**Set exercise:** Gather the lines from the material that contain "according".

== == ==

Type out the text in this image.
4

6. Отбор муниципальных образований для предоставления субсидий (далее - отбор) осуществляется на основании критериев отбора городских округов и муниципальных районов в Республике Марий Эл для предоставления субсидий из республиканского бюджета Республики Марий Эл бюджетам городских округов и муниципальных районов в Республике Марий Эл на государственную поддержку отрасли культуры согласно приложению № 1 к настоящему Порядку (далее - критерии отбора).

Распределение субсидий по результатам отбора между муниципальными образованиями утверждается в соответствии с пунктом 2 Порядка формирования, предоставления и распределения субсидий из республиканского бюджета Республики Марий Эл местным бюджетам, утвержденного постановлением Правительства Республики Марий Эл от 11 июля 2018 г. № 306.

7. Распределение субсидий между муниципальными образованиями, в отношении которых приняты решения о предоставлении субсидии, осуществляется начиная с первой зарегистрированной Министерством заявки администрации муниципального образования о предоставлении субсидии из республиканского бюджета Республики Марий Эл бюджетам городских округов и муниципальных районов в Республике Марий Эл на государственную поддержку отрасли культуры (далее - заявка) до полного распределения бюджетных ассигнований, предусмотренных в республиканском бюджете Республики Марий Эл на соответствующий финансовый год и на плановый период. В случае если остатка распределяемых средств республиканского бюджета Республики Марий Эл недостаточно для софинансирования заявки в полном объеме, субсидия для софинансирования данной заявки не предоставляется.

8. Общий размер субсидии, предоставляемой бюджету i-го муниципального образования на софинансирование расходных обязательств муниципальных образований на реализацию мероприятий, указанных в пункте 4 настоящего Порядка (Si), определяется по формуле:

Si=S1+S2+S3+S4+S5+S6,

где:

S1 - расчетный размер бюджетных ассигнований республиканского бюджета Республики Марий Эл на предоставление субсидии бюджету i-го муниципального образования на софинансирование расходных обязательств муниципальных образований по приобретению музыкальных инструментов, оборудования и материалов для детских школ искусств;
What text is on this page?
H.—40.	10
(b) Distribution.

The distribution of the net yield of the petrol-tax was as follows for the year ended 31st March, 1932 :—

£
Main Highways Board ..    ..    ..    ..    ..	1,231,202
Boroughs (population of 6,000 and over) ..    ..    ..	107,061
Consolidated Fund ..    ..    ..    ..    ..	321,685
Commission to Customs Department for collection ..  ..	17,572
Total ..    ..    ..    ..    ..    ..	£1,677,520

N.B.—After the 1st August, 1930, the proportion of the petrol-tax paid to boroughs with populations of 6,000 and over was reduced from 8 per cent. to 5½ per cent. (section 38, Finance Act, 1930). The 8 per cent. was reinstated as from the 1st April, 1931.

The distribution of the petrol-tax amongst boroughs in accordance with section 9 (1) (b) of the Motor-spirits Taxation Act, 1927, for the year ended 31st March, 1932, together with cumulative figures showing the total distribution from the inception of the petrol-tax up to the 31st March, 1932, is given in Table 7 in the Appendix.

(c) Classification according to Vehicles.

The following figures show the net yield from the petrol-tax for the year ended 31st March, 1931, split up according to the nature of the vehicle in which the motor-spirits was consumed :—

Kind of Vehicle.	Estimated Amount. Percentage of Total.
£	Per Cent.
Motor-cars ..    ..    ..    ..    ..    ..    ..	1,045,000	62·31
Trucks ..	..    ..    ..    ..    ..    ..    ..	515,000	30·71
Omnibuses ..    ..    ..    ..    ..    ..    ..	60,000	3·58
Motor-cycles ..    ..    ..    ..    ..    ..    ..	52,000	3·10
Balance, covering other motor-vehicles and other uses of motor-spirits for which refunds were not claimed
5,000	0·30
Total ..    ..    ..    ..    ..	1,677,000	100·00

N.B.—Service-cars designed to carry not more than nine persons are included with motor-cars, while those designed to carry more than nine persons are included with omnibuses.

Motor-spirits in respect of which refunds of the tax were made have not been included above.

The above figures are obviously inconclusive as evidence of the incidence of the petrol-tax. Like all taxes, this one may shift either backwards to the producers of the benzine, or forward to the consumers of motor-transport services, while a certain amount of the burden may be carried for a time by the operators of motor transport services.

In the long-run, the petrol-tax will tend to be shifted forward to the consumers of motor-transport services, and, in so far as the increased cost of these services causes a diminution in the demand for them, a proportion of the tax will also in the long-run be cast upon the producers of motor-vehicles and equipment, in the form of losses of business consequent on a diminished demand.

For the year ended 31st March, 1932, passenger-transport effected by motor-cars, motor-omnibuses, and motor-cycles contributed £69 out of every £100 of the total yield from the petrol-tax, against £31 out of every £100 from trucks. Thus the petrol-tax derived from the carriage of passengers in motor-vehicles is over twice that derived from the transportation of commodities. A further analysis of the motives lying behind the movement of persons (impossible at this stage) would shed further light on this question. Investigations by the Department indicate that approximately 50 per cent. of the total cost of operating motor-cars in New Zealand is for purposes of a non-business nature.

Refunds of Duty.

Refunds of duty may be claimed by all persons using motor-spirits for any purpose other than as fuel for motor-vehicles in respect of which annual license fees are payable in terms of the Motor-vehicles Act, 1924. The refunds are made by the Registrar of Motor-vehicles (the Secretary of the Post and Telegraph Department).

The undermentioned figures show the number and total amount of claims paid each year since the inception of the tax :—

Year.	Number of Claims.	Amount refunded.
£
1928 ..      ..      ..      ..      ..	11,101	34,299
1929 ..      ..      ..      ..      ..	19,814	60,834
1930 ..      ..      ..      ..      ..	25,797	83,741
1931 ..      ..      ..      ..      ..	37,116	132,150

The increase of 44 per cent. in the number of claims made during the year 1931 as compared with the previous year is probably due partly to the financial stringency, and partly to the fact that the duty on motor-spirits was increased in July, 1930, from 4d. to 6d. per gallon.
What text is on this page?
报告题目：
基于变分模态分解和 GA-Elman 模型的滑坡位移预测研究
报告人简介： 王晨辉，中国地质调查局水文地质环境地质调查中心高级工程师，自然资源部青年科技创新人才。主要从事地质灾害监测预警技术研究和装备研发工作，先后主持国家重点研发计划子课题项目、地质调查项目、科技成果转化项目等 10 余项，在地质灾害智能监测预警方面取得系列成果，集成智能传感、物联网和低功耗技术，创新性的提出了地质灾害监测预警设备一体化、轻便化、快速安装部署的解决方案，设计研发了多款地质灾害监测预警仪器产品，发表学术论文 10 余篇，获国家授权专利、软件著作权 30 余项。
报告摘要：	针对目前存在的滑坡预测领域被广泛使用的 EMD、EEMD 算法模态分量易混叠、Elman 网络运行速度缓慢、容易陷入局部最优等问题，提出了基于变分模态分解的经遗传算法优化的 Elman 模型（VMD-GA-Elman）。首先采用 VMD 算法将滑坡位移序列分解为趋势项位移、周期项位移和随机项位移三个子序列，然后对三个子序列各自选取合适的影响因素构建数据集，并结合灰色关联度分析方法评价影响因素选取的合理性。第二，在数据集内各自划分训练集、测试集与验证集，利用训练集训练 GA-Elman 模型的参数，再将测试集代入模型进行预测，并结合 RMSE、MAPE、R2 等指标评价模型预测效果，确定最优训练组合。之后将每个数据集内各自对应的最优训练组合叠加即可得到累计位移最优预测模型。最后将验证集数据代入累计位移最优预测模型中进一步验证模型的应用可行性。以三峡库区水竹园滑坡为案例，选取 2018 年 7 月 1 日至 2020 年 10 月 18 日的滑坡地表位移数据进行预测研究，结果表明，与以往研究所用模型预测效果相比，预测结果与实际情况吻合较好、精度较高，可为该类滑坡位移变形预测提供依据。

== == ==

**Written solution:**
(c) Classification according to Vehicles.
The following figures show the net yield from the petrol-tax for the year ended 31st March, 1931, split up according to the nature of the vehicle in which the motor-spirits was consumed :—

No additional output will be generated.